• Task to carry out
Using the entries that follow, collect the lines where the word "origine" appears.

-- Records start --

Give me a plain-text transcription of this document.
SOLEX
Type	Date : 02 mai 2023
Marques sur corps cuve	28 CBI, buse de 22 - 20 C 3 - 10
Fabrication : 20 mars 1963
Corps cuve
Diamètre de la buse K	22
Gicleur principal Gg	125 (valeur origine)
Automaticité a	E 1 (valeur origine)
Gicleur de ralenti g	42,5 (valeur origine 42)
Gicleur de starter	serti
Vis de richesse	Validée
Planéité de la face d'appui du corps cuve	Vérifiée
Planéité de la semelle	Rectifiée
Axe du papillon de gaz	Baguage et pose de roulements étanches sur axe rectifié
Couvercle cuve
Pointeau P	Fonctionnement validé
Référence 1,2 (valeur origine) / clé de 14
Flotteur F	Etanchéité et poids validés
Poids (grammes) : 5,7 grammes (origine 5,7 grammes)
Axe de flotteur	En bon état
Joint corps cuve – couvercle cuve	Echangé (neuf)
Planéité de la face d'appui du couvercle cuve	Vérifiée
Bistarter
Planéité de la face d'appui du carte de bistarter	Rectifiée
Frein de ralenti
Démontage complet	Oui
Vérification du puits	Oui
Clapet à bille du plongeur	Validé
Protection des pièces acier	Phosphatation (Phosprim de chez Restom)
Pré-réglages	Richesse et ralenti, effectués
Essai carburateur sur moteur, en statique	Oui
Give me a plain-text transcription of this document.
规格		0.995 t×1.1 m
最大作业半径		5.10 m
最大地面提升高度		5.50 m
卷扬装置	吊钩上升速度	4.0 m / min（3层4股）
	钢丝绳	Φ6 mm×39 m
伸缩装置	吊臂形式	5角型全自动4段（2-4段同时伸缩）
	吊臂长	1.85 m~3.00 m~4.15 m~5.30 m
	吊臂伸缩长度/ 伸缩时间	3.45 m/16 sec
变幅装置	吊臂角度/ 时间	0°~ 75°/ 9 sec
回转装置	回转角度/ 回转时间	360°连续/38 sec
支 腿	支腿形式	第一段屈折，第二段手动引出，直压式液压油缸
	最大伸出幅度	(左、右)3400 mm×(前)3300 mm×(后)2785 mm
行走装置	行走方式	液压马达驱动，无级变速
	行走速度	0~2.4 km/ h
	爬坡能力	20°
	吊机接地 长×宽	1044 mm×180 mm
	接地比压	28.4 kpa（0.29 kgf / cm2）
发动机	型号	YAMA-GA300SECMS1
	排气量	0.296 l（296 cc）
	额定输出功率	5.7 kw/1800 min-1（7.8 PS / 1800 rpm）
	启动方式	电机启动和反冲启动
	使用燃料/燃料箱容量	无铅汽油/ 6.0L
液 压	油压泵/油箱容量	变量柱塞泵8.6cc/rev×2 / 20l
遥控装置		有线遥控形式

-- Records end --

• The reply
Gicleur principal Gg	125 (valeur origine)
Automaticité a	E 1 (valeur origine)
Gicleur de ralenti g	42,5 (valeur origine 42)
Référence 1,2 (valeur origine) / clé de 14
Poids (grammes) : 5,7 grammes (origine 5,7 grammes)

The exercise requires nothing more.